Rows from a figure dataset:
==========

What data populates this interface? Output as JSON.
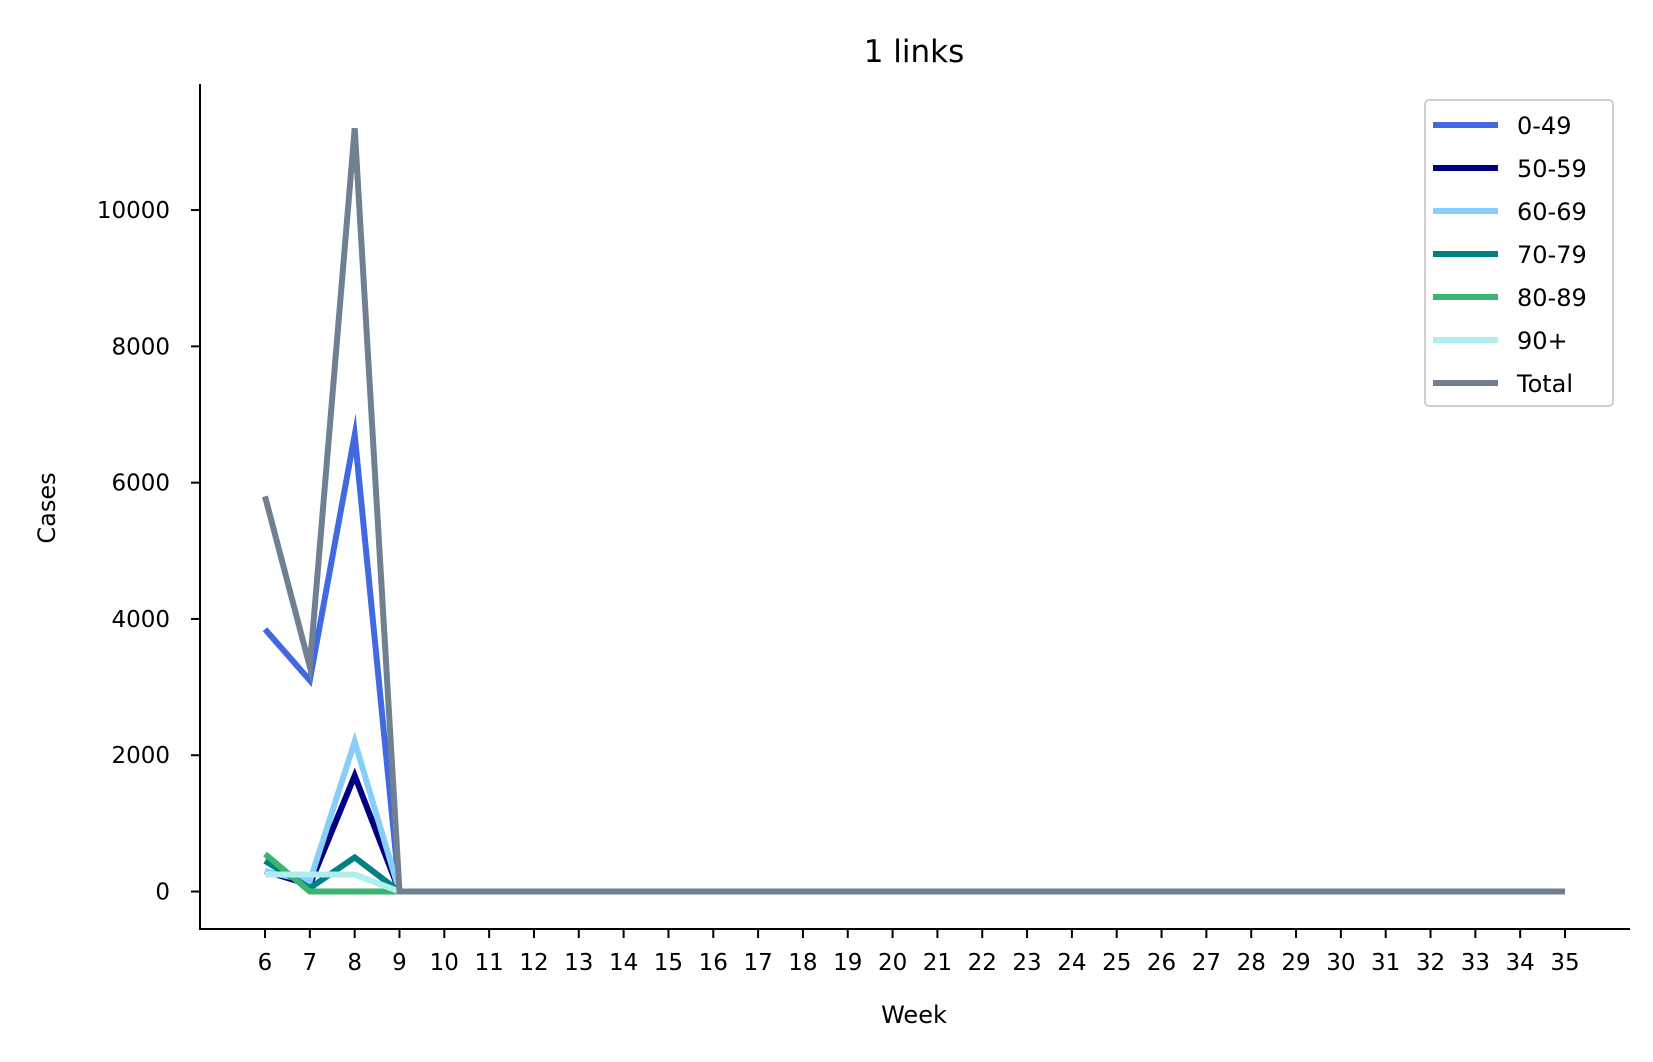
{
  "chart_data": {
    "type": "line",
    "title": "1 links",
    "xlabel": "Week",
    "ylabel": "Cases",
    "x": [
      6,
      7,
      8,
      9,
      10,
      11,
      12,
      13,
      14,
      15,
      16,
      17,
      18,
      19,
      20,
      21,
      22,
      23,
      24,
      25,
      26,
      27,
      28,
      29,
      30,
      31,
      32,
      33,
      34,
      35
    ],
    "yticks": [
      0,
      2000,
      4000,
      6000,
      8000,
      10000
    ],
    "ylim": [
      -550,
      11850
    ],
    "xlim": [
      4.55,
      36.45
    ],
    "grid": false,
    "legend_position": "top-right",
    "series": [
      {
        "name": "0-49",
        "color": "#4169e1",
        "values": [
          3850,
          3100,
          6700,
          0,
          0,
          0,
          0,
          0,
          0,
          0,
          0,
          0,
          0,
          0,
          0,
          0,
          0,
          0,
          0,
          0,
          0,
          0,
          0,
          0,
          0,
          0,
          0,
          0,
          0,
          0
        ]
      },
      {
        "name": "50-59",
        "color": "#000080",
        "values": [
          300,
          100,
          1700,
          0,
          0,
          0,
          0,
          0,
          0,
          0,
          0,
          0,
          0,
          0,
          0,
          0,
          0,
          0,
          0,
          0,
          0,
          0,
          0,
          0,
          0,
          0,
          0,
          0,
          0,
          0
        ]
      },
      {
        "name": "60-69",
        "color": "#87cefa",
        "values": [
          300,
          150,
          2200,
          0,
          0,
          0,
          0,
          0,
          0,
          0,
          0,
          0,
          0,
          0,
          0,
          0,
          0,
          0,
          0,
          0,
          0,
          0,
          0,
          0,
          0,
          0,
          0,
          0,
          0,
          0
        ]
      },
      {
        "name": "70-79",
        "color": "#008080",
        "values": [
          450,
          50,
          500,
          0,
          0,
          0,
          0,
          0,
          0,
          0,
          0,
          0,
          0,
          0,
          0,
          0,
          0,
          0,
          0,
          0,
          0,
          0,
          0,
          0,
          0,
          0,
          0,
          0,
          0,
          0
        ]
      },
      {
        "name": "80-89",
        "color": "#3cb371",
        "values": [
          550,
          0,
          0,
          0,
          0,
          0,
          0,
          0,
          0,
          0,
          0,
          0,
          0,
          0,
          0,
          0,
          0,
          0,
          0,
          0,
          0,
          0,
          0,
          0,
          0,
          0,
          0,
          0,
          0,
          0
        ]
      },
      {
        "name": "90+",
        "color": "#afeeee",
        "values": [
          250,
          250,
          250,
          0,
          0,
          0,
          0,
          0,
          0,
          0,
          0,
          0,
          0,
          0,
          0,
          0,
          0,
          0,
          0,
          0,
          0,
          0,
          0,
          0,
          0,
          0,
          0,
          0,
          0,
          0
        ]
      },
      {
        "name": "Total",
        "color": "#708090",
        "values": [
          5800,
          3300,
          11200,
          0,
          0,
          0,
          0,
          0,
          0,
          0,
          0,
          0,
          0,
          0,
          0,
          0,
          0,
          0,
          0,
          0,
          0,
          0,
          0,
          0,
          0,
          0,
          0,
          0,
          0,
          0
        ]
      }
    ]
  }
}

==========

▸ Work required
Find the word "name" in the entries above and gather every line that holds it.

▸ Problem solution
        "name": "0-49",
        "name": "50-59",
        "name": "60-69",
        "name": "70-79",
        "name": "80-89",
        "name": "90+",
        "name": "Total",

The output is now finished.